Problem details: Quote the entries word for word. Omit the pictures.

(Data excerpts)
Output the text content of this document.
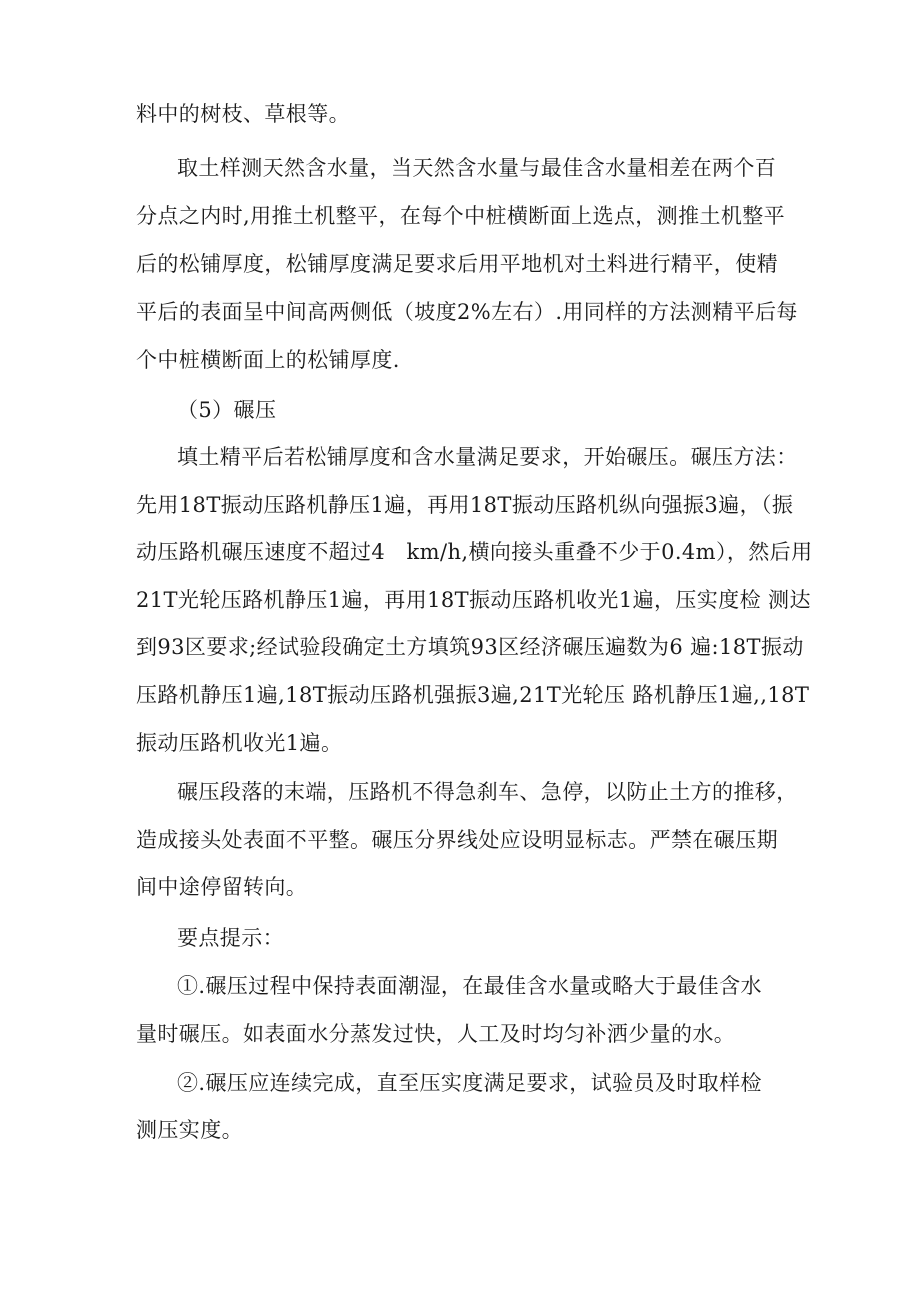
料中的树枝、草根等。
取土样测天然含水量，当天然含水量与最佳含水量相差在两个百
分点之内时,用推土机整平，在每个中桩横断面上选点，测推土机整平
后的松铺厚度，松铺厚度满足要求后用平地机对土料进行精平，使精
平后的表面呈中间高两侧低（坡度2%左右）.用同样的方法测精平后每
个中桩横断面上的松铺厚度.
（5）碾压
填土精平后若松铺厚度和含水量满足要求，开始碾压。碾压方法：
先用18T振动压路机静压1遍，再用18T振动压路机纵向强振3遍，（振
动压路机碾压速度不超过4　km/h,横向接头重叠不少于0.4m），然后用
21T光轮压路机静压1遍，再用18T振动压路机收光1遍，压实度检 测达
到93区要求;经试验段确定土方填筑93区经济碾压遍数为6 遍:18T振动
压路机静压1遍,18T振动压路机强振3遍,21T光轮压 路机静压1遍,,18T
振动压路机收光1遍。
碾压段落的末端，压路机不得急刹车、急停，以防止土方的推移，
造成接头处表面不平整。碾压分界线处应设明显标志。严禁在碾压期
间中途停留转向。
要点提示：
①.碾压过程中保持表面潮湿，在最佳含水量或略大于最佳含水
量时碾压。如表面水分蒸发过快，人工及时均匀补洒少量的水。
②.碾压应连续完成，直至压实度满足要求，试验员及时取样检
测压实度。
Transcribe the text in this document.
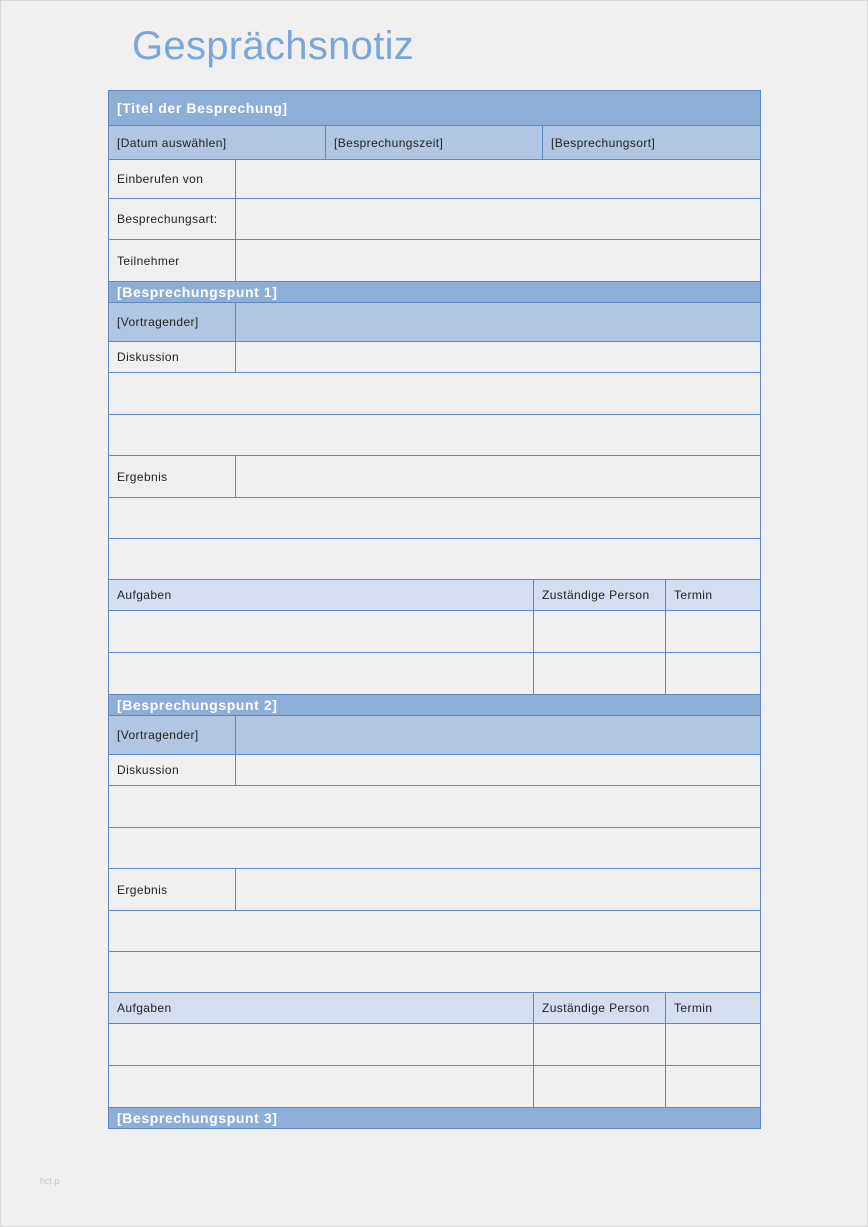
Gesprächsnotiz
[Titel der Besprechung]
[Datum auswählen]	[Besprechungszeit]	[Besprechungsort]
Einberufen von
Besprechungsart:
Teilnehmer
[Besprechungspunt 1]
[Vortragender]
Diskussion
Ergebnis
Aufgaben	Zuständige Person	Termin
[Besprechungspunt 2]
[Vortragender]
Diskussion
Ergebnis
Aufgaben	Zuständige Person	Termin
[Besprechungspunt 3]
hct.p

Response for this exercise:
Output the text content of this document.
料中的树枝、草根等。
取土样测天然含水量，当天然含水量与最佳含水量相差在两个百
分点之内时,用推土机整平，在每个中桩横断面上选点，测推土机整平
后的松铺厚度，松铺厚度满足要求后用平地机对土料进行精平，使精
平后的表面呈中间高两侧低（坡度2%左右）.用同样的方法测精平后每
个中桩横断面上的松铺厚度.
（5）碾压
填土精平后若松铺厚度和含水量满足要求，开始碾压。碾压方法：
先用18T振动压路机静压1遍，再用18T振动压路机纵向强振3遍，（振
动压路机碾压速度不超过4　km/h,横向接头重叠不少于0.4m），然后用
21T光轮压路机静压1遍，再用18T振动压路机收光1遍，压实度检 测达
到93区要求;经试验段确定土方填筑93区经济碾压遍数为6 遍:18T振动
压路机静压1遍,18T振动压路机强振3遍,21T光轮压 路机静压1遍,,18T
振动压路机收光1遍。
碾压段落的末端，压路机不得急刹车、急停，以防止土方的推移，
造成接头处表面不平整。碾压分界线处应设明显标志。严禁在碾压期
间中途停留转向。
要点提示：
①.碾压过程中保持表面潮湿，在最佳含水量或略大于最佳含水
量时碾压。如表面水分蒸发过快，人工及时均匀补洒少量的水。
②.碾压应连续完成，直至压实度满足要求，试验员及时取样检
测压实度。
Transcribe the text in this document.
Gesprächsnotiz
[Titel der Besprechung]
[Datum auswählen]	[Besprechungszeit]	[Besprechungsort]
Einberufen von
Besprechungsart:
Teilnehmer
[Besprechungspunt 1]
[Vortragender]
Diskussion
Ergebnis
Aufgaben	Zuständige Person	Termin
[Besprechungspunt 2]
[Vortragender]
Diskussion
Ergebnis
Aufgaben	Zuständige Person	Termin
[Besprechungspunt 3]
hct.p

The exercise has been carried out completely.